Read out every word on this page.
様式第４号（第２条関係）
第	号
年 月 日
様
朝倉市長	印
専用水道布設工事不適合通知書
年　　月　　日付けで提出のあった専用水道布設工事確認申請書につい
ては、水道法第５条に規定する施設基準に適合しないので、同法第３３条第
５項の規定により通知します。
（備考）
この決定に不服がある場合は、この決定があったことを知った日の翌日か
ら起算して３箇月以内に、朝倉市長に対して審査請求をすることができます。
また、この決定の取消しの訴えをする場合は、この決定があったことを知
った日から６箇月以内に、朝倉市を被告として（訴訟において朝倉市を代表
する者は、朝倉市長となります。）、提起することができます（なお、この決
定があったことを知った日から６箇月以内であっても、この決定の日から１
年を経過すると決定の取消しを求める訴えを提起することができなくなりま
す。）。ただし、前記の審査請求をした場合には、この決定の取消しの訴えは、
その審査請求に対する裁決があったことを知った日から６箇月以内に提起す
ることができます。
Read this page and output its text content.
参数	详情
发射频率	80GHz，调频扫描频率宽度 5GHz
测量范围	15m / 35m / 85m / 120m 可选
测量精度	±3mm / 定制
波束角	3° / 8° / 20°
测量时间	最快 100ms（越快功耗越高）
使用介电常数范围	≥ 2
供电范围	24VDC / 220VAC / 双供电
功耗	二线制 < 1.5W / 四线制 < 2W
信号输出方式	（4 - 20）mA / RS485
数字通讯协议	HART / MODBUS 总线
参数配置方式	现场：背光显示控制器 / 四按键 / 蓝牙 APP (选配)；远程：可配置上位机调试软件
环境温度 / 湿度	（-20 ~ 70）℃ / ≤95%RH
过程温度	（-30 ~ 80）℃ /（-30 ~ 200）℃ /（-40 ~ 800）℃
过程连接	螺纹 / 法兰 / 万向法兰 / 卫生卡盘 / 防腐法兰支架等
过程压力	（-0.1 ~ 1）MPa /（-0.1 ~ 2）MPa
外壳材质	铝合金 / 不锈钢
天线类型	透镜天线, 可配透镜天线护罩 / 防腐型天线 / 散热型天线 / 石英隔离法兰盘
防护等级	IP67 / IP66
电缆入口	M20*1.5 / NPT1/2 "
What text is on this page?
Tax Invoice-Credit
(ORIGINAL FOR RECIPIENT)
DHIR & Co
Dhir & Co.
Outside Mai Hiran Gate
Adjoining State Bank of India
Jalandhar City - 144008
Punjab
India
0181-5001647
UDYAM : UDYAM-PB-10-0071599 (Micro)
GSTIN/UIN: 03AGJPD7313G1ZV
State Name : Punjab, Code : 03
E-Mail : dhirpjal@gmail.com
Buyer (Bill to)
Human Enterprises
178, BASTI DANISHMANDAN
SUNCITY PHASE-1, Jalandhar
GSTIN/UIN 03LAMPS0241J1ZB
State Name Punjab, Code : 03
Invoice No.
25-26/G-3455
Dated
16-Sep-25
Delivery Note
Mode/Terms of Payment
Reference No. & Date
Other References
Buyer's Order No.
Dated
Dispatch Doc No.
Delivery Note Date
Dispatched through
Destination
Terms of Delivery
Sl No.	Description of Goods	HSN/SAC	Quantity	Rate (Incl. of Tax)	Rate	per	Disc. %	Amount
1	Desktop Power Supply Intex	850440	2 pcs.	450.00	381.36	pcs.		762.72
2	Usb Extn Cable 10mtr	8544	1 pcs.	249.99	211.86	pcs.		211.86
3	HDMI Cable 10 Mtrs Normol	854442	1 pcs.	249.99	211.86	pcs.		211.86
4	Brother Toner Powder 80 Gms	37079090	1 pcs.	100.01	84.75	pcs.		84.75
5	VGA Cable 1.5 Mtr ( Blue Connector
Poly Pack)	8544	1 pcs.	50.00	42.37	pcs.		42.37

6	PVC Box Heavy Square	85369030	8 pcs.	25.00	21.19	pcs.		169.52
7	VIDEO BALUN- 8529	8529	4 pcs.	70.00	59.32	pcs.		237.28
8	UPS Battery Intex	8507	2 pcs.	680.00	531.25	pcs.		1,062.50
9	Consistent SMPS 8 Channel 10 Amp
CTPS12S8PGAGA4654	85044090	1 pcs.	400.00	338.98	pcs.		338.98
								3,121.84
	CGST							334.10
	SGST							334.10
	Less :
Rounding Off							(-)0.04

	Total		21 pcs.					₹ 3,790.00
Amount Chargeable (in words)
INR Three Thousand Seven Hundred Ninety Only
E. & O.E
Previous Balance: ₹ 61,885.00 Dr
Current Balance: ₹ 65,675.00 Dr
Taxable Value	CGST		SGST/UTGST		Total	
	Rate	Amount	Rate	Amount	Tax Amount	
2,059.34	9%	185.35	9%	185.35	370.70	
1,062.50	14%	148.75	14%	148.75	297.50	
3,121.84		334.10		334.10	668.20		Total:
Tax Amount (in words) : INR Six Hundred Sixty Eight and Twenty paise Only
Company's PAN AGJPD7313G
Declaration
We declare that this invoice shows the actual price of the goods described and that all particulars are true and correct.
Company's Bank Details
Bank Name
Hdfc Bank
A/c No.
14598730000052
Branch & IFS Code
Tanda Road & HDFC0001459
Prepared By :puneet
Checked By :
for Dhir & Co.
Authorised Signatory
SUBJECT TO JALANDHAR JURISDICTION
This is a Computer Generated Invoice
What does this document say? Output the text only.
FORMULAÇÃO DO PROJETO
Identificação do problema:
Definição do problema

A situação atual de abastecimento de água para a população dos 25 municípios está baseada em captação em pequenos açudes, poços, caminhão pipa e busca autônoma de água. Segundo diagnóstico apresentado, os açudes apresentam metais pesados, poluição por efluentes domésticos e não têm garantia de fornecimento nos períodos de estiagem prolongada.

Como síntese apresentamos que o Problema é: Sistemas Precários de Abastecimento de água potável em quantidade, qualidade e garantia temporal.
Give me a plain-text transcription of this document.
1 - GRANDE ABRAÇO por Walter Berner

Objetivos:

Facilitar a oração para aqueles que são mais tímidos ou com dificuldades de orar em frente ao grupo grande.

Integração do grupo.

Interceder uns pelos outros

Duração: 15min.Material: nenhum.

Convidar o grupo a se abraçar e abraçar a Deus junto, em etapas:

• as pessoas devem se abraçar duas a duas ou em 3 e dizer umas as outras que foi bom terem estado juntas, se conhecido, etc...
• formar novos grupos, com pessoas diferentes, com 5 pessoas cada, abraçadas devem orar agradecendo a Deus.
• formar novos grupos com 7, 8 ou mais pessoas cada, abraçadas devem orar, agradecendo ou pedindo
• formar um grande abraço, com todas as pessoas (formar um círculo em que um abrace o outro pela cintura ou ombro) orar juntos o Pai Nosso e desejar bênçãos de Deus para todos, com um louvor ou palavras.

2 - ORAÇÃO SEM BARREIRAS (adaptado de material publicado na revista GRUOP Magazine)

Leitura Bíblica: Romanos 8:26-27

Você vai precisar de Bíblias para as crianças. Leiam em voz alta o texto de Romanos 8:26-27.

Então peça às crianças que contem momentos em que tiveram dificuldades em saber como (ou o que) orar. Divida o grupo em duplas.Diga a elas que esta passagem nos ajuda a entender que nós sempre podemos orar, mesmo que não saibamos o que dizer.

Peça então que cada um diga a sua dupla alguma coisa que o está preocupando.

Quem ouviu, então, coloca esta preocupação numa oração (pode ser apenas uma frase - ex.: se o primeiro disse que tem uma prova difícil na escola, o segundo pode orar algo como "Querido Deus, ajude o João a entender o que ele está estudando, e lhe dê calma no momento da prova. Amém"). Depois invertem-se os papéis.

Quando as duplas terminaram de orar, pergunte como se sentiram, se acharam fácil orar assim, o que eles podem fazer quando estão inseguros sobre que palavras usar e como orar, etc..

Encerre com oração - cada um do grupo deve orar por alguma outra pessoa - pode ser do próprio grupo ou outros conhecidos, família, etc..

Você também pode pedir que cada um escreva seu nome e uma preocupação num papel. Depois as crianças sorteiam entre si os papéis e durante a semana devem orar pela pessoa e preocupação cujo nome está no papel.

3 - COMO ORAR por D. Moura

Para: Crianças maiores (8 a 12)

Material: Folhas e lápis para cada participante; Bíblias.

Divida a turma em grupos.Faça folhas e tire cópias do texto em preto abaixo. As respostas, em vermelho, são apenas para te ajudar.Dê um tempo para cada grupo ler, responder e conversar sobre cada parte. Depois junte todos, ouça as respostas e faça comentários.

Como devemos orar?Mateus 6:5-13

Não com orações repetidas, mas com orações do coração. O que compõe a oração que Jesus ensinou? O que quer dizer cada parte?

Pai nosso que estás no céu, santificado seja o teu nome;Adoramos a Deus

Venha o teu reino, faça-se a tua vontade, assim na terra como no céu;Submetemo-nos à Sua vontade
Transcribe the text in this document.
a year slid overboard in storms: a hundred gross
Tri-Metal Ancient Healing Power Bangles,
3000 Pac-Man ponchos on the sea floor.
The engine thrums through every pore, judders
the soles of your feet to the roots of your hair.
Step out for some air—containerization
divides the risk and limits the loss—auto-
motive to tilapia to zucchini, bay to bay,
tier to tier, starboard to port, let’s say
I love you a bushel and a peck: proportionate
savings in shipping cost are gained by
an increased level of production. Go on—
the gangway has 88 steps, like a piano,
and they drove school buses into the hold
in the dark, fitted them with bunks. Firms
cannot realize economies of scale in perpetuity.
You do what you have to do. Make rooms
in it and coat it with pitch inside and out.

===

Task prompt: Write out each line of the data that holds the string "with".

Solution to the exercise:
in the dark, fitted them with bunks. Firms
in it and coat it with pitch inside and out.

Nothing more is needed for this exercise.